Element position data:
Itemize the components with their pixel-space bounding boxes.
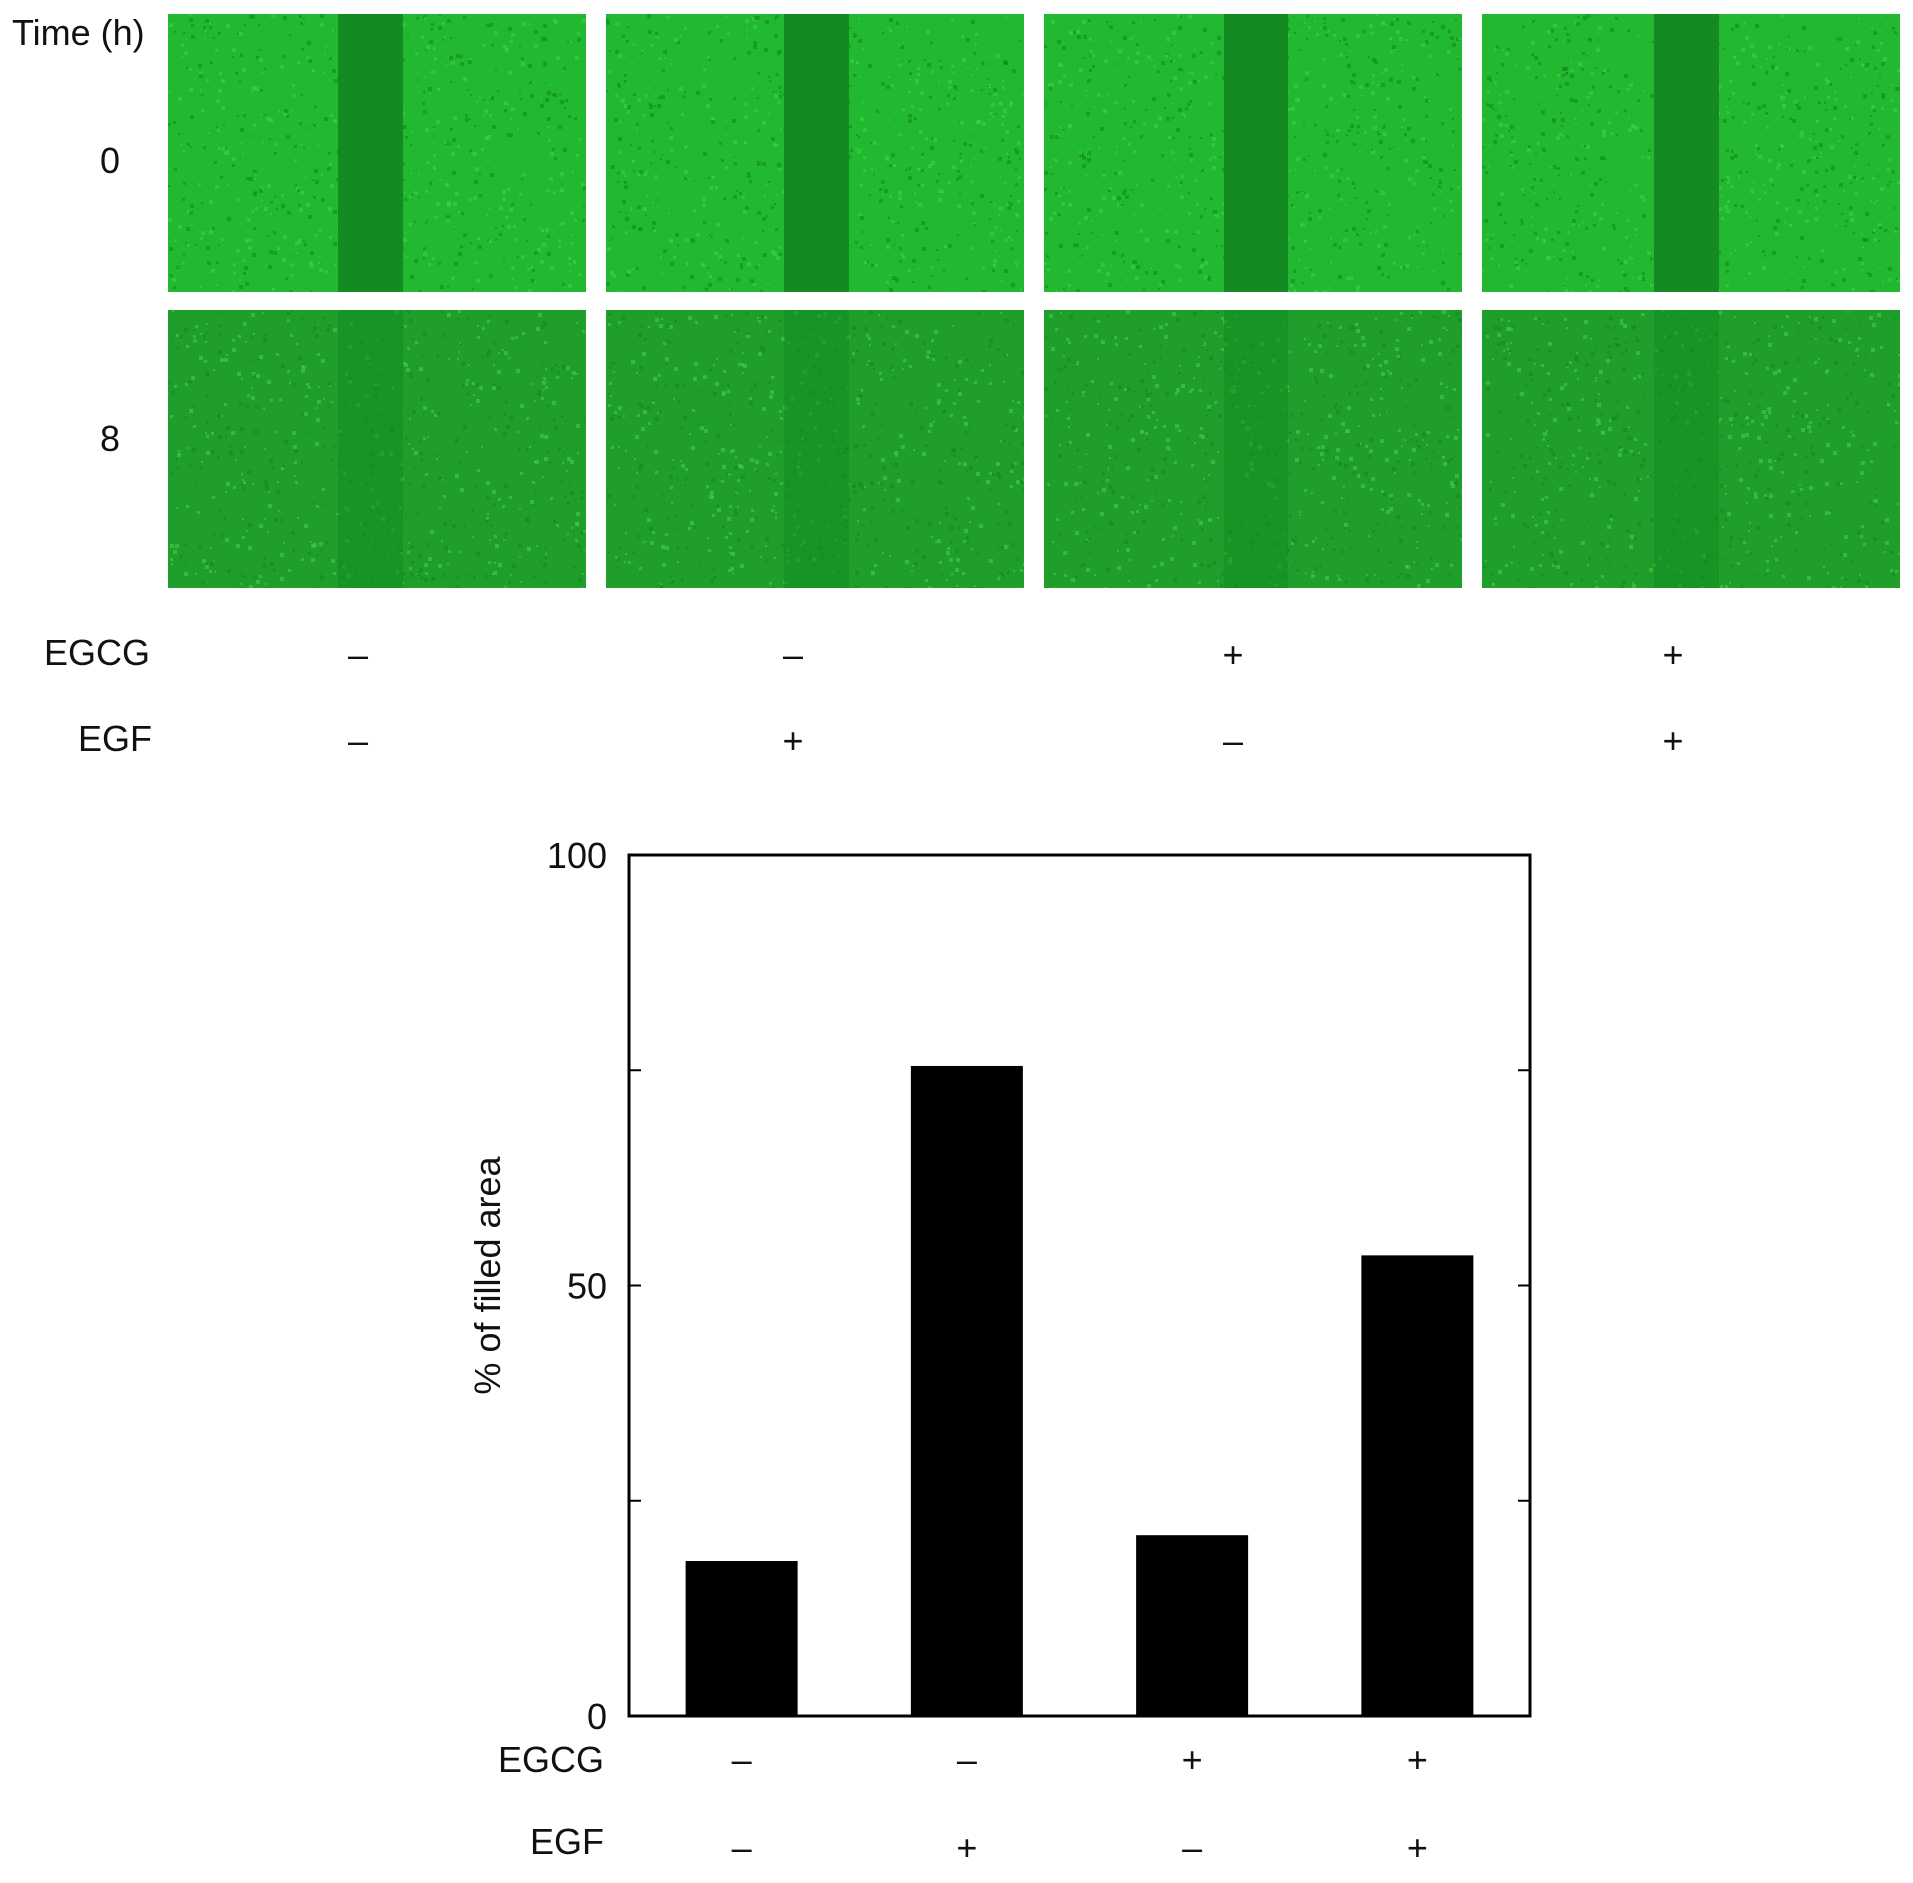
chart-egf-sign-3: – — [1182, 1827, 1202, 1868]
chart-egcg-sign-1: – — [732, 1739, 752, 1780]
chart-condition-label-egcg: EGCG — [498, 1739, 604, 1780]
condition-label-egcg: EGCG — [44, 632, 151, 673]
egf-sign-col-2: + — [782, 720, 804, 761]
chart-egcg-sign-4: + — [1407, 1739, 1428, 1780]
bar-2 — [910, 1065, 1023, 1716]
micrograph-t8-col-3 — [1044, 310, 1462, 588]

▸ **DIRECTIONS FOR THIS TASK**: Gather every line in the items above that contains the string "sign". Case counts.

▸ **SOLUTION TO THE EXERCISE**:
chart-egf-sign-3: – — [1182, 1827, 1202, 1868]
chart-egcg-sign-1: – — [732, 1739, 752, 1780]
egf-sign-col-2: + — [782, 720, 804, 761]
chart-egcg-sign-4: + — [1407, 1739, 1428, 1780]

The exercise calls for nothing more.